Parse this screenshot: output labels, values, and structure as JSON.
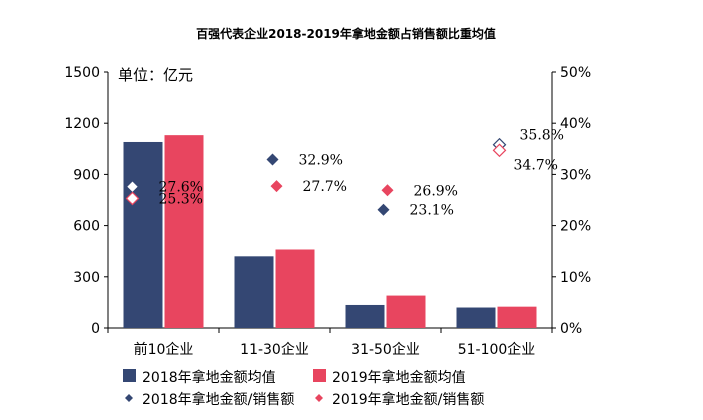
{
  "chart_data": {
    "type": "bar",
    "title": "百强代表企业2018-2019年拿地金额占销售额比重均值",
    "unit_label": "单位：亿元",
    "categories": [
      "前10企业",
      "11-30企业",
      "31-50企业",
      "51-100企业"
    ],
    "left_axis": {
      "ylim": [
        0,
        1500
      ],
      "ticks": [
        "0",
        "300",
        "600",
        "900",
        "1200",
        "1500"
      ]
    },
    "right_axis": {
      "ylim": [
        0,
        50
      ],
      "ticks": [
        "0%",
        "10%",
        "20%",
        "30%",
        "40%",
        "50%"
      ]
    },
    "series": [
      {
        "name": "2018年拿地金额均值",
        "type": "bar",
        "axis": "left",
        "color": "#344773",
        "values": [
          1090,
          420,
          135,
          120
        ]
      },
      {
        "name": "2019年拿地金额均值",
        "type": "bar",
        "axis": "left",
        "color": "#e8455f",
        "values": [
          1130,
          460,
          190,
          125
        ]
      },
      {
        "name": "2018年拿地金额/销售额",
        "type": "scatter",
        "axis": "right",
        "color": "#344773",
        "values": [
          27.6,
          32.9,
          23.1,
          35.8
        ],
        "labels": [
          "27.6%",
          "32.9%",
          "23.1%",
          "35.8%"
        ]
      },
      {
        "name": "2019年拿地金额/销售额",
        "type": "scatter",
        "axis": "right",
        "color": "#e8455f",
        "values": [
          25.3,
          27.7,
          26.9,
          34.7
        ],
        "labels": [
          "25.3%",
          "27.7%",
          "26.9%",
          "34.7%"
        ]
      }
    ],
    "legend_position": "bottom",
    "grid": false
  }
}
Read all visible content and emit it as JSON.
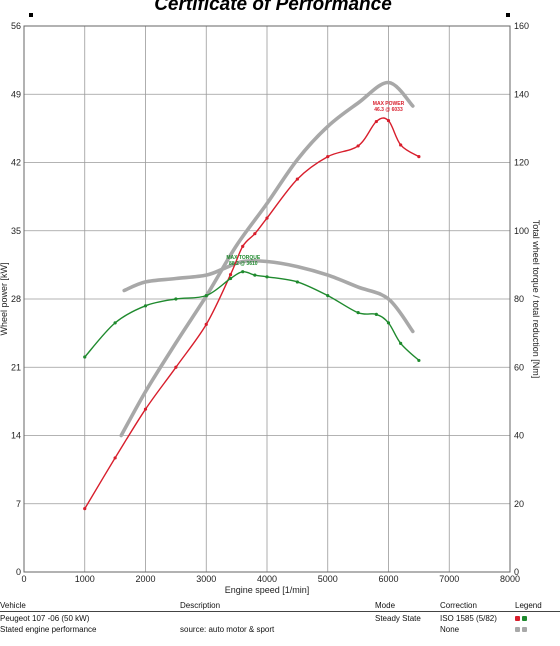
{
  "chart_data": {
    "type": "line",
    "title": "Certificate of Performance",
    "xlabel": "Engine speed [1/min]",
    "ylabel": "Wheel power [kW]",
    "y2label": "Total wheel torque / total reduction [Nm]",
    "xlim": [
      0,
      8000
    ],
    "ylim": [
      0,
      56
    ],
    "y2lim": [
      0,
      160
    ],
    "x_ticks": [
      0,
      1000,
      2000,
      3000,
      4000,
      5000,
      6000,
      7000,
      8000
    ],
    "y_ticks": [
      0,
      7,
      14,
      21,
      28,
      35,
      42,
      49,
      56
    ],
    "y2_ticks": [
      0,
      20,
      40,
      60,
      80,
      100,
      120,
      140,
      160
    ],
    "grid": true,
    "series": [
      {
        "name": "Wheel power",
        "axis": "left",
        "color": "#d81e2c",
        "markers": true,
        "x": [
          1000,
          1500,
          2000,
          2500,
          3000,
          3400,
          3600,
          3800,
          4000,
          4500,
          5000,
          5500,
          5800,
          6000,
          6200,
          6500
        ],
        "y": [
          6.5,
          11.7,
          16.7,
          21.0,
          25.4,
          30.5,
          33.4,
          34.7,
          36.3,
          40.3,
          42.6,
          43.7,
          46.2,
          46.3,
          43.8,
          42.6
        ]
      },
      {
        "name": "Total wheel torque / total reduction",
        "axis": "right",
        "color": "#1f8a2e",
        "markers": true,
        "x": [
          1000,
          1500,
          2000,
          2500,
          3000,
          3400,
          3600,
          3800,
          4000,
          4500,
          5000,
          5500,
          5800,
          6000,
          6200,
          6500
        ],
        "y": [
          63,
          73,
          78,
          80,
          81,
          86,
          88,
          87,
          86.5,
          85,
          81,
          76,
          75.5,
          73,
          67,
          62
        ]
      },
      {
        "name": "Stated engine performance (power)",
        "axis": "left",
        "color": "#a8a8a8",
        "markers": false,
        "x": [
          1600,
          2000,
          2500,
          3000,
          3500,
          4000,
          4500,
          5000,
          5500,
          6000,
          6400
        ],
        "y": [
          14,
          18.5,
          23.5,
          28.3,
          33.5,
          37.8,
          42.3,
          45.7,
          48.1,
          50.2,
          47.8
        ]
      },
      {
        "name": "Stated engine performance (torque)",
        "axis": "right",
        "color": "#a8a8a8",
        "markers": false,
        "x": [
          1650,
          2000,
          2500,
          3000,
          3300,
          3600,
          4000,
          4500,
          5000,
          5500,
          6000,
          6400
        ],
        "y": [
          82.5,
          85,
          86,
          87,
          89,
          91,
          91,
          89.5,
          87,
          83.5,
          80,
          70.5
        ]
      }
    ],
    "annotations": [
      {
        "label": "MAX POWER",
        "value": "46.3 @ 6033",
        "x": 6000,
        "y": 47.5,
        "axis": "left",
        "color": "#d81e2c"
      },
      {
        "label": "MAX TORQUE",
        "value": "88.2 @ 3610",
        "x": 3610,
        "y": 90.5,
        "axis": "right",
        "color": "#1f8a2e"
      }
    ]
  },
  "table": {
    "headers": [
      "Vehicle",
      "Description",
      "Mode",
      "Correction",
      "Legend"
    ],
    "rows": [
      {
        "vehicle": "Peugeot 107 -06 (50 kW)",
        "description": "",
        "mode": "Steady State",
        "correction": "ISO 1585 (5/82)",
        "legend_colors": [
          "#d81e2c",
          "#1f8a2e"
        ]
      },
      {
        "vehicle": "Stated engine performance",
        "description": "source: auto motor & sport",
        "mode": "",
        "correction": "None",
        "legend_colors": [
          "#a8a8a8",
          "#a8a8a8"
        ]
      }
    ]
  }
}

* * * * *

■ **TASK REQUIREMENTS**
Gather each line that holds "title".

■ **SOLUTION TO THIS TASK**
    "title": "百强代表企业2018-2019年拿地金额占销售额比重均值",
    "title": "Certificate of Performance",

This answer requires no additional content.